**Problem to work on:** Exactly as given, repeat all of the entries.

(Extracts from a graphics dataset)
---
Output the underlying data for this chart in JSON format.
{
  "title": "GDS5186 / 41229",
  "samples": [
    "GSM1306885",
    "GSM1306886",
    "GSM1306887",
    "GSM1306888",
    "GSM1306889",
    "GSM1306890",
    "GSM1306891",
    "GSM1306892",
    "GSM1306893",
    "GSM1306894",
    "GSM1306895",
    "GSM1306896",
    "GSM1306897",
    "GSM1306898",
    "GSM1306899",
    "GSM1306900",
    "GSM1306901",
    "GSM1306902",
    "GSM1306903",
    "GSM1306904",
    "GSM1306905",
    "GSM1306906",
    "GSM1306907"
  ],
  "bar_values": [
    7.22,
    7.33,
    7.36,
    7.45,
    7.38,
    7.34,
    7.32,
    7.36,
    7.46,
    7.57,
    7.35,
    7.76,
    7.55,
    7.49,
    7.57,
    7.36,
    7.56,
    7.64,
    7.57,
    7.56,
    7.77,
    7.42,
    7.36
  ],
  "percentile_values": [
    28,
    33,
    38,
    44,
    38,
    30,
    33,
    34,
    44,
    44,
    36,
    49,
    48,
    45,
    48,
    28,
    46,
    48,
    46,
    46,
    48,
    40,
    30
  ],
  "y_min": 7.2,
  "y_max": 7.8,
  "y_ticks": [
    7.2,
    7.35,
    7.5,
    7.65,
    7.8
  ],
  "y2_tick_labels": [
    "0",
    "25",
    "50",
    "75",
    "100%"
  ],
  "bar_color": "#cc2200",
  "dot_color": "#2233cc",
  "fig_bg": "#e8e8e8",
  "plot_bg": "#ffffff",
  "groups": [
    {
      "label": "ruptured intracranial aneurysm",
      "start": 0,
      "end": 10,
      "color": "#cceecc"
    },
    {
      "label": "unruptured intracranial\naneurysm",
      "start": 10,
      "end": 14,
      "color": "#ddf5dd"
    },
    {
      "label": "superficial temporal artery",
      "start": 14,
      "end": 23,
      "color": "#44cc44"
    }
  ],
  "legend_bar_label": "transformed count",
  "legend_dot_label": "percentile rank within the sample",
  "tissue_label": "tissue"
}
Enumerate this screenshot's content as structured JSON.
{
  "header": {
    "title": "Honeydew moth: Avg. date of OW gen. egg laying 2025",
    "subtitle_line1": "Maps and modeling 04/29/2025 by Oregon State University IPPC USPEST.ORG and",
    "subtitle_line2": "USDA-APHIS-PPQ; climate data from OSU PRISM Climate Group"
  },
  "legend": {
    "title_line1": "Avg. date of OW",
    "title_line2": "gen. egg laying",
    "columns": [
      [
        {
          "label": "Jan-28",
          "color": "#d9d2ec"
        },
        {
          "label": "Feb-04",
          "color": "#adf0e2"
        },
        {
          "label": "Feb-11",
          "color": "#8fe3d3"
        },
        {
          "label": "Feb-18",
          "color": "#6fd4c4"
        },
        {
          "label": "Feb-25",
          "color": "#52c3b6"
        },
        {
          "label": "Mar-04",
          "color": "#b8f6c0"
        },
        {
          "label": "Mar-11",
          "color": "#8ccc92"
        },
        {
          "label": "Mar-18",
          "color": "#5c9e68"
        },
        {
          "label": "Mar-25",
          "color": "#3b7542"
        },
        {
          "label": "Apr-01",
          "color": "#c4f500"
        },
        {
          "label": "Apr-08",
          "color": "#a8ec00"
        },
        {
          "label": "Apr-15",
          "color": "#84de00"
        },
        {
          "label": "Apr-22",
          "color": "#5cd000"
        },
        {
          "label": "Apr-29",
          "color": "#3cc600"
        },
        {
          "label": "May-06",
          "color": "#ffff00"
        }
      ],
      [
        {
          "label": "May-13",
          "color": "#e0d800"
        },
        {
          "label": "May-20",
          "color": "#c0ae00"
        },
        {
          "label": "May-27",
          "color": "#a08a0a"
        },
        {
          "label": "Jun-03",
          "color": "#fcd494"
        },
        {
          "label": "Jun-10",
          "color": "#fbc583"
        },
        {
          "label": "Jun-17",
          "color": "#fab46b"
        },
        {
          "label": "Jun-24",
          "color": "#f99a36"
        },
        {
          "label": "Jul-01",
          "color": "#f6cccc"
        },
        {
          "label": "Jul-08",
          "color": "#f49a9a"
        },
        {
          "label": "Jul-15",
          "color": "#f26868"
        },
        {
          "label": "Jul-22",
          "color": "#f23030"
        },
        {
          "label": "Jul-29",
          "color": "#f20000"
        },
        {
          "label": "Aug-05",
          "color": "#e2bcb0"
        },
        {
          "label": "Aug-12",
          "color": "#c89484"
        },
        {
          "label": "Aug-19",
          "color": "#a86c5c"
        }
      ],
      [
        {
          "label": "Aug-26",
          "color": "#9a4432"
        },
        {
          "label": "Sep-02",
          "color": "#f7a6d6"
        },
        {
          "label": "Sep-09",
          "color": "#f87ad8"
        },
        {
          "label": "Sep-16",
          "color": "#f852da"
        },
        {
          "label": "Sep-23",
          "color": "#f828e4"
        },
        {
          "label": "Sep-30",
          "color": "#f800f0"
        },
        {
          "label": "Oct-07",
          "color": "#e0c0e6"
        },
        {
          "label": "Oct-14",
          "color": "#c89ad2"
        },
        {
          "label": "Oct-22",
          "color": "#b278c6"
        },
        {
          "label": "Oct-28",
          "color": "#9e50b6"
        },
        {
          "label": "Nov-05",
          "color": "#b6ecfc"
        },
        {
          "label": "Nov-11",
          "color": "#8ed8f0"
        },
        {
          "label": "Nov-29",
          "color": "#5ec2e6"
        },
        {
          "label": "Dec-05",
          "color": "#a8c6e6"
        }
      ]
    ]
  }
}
---
**Full solution:**
Output the underlying data for this chart in JSON format.
{
  "title": "GDS5186 / 41229",
  "samples": [
    "GSM1306885",
    "GSM1306886",
    "GSM1306887",
    "GSM1306888",
    "GSM1306889",
    "GSM1306890",
    "GSM1306891",
    "GSM1306892",
    "GSM1306893",
    "GSM1306894",
    "GSM1306895",
    "GSM1306896",
    "GSM1306897",
    "GSM1306898",
    "GSM1306899",
    "GSM1306900",
    "GSM1306901",
    "GSM1306902",
    "GSM1306903",
    "GSM1306904",
    "GSM1306905",
    "GSM1306906",
    "GSM1306907"
  ],
  "bar_values": [
    7.22,
    7.33,
    7.36,
    7.45,
    7.38,
    7.34,
    7.32,
    7.36,
    7.46,
    7.57,
    7.35,
    7.76,
    7.55,
    7.49,
    7.57,
    7.36,
    7.56,
    7.64,
    7.57,
    7.56,
    7.77,
    7.42,
    7.36
  ],
  "percentile_values": [
    28,
    33,
    38,
    44,
    38,
    30,
    33,
    34,
    44,
    44,
    36,
    49,
    48,
    45,
    48,
    28,
    46,
    48,
    46,
    46,
    48,
    40,
    30
  ],
  "y_min": 7.2,
  "y_max": 7.8,
  "y_ticks": [
    7.2,
    7.35,
    7.5,
    7.65,
    7.8
  ],
  "y2_tick_labels": [
    "0",
    "25",
    "50",
    "75",
    "100%"
  ],
  "bar_color": "#cc2200",
  "dot_color": "#2233cc",
  "fig_bg": "#e8e8e8",
  "plot_bg": "#ffffff",
  "groups": [
    {
      "label": "ruptured intracranial aneurysm",
      "start": 0,
      "end": 10,
      "color": "#cceecc"
    },
    {
      "label": "unruptured intracranial\naneurysm",
      "start": 10,
      "end": 14,
      "color": "#ddf5dd"
    },
    {
      "label": "superficial temporal artery",
      "start": 14,
      "end": 23,
      "color": "#44cc44"
    }
  ],
  "legend_bar_label": "transformed count",
  "legend_dot_label": "percentile rank within the sample",
  "tissue_label": "tissue"
}
Enumerate this screenshot's content as structured JSON.
{
  "header": {
    "title": "Honeydew moth: Avg. date of OW gen. egg laying 2025",
    "subtitle_line1": "Maps and modeling 04/29/2025 by Oregon State University IPPC USPEST.ORG and",
    "subtitle_line2": "USDA-APHIS-PPQ; climate data from OSU PRISM Climate Group"
  },
  "legend": {
    "title_line1": "Avg. date of OW",
    "title_line2": "gen. egg laying",
    "columns": [
      [
        {
          "label": "Jan-28",
          "color": "#d9d2ec"
        },
        {
          "label": "Feb-04",
          "color": "#adf0e2"
        },
        {
          "label": "Feb-11",
          "color": "#8fe3d3"
        },
        {
          "label": "Feb-18",
          "color": "#6fd4c4"
        },
        {
          "label": "Feb-25",
          "color": "#52c3b6"
        },
        {
          "label": "Mar-04",
          "color": "#b8f6c0"
        },
        {
          "label": "Mar-11",
          "color": "#8ccc92"
        },
        {
          "label": "Mar-18",
          "color": "#5c9e68"
        },
        {
          "label": "Mar-25",
          "color": "#3b7542"
        },
        {
          "label": "Apr-01",
          "color": "#c4f500"
        },
        {
          "label": "Apr-08",
          "color": "#a8ec00"
        },
        {
          "label": "Apr-15",
          "color": "#84de00"
        },
        {
          "label": "Apr-22",
          "color": "#5cd000"
        },
        {
          "label": "Apr-29",
          "color": "#3cc600"
        },
        {
          "label": "May-06",
          "color": "#ffff00"
        }
      ],
      [
        {
          "label": "May-13",
          "color": "#e0d800"
        },
        {
          "label": "May-20",
          "color": "#c0ae00"
        },
        {
          "label": "May-27",
          "color": "#a08a0a"
        },
        {
          "label": "Jun-03",
          "color": "#fcd494"
        },
        {
          "label": "Jun-10",
          "color": "#fbc583"
        },
        {
          "label": "Jun-17",
          "color": "#fab46b"
        },
        {
          "label": "Jun-24",
          "color": "#f99a36"
        },
        {
          "label": "Jul-01",
          "color": "#f6cccc"
        },
        {
          "label": "Jul-08",
          "color": "#f49a9a"
        },
        {
          "label": "Jul-15",
          "color": "#f26868"
        },
        {
          "label": "Jul-22",
          "color": "#f23030"
        },
        {
          "label": "Jul-29",
          "color": "#f20000"
        },
        {
          "label": "Aug-05",
          "color": "#e2bcb0"
        },
        {
          "label": "Aug-12",
          "color": "#c89484"
        },
        {
          "label": "Aug-19",
          "color": "#a86c5c"
        }
      ],
      [
        {
          "label": "Aug-26",
          "color": "#9a4432"
        },
        {
          "label": "Sep-02",
          "color": "#f7a6d6"
        },
        {
          "label": "Sep-09",
          "color": "#f87ad8"
        },
        {
          "label": "Sep-16",
          "color": "#f852da"
        },
        {
          "label": "Sep-23",
          "color": "#f828e4"
        },
        {
          "label": "Sep-30",
          "color": "#f800f0"
        },
        {
          "label": "Oct-07",
          "color": "#e0c0e6"
        },
        {
          "label": "Oct-14",
          "color": "#c89ad2"
        },
        {
          "label": "Oct-22",
          "color": "#b278c6"
        },
        {
          "label": "Oct-28",
          "color": "#9e50b6"
        },
        {
          "label": "Nov-05",
          "color": "#b6ecfc"
        },
        {
          "label": "Nov-11",
          "color": "#8ed8f0"
        },
        {
          "label": "Nov-29",
          "color": "#5ec2e6"
        },
        {
          "label": "Dec-05",
          "color": "#a8c6e6"
        }
      ]
    ]
  }
}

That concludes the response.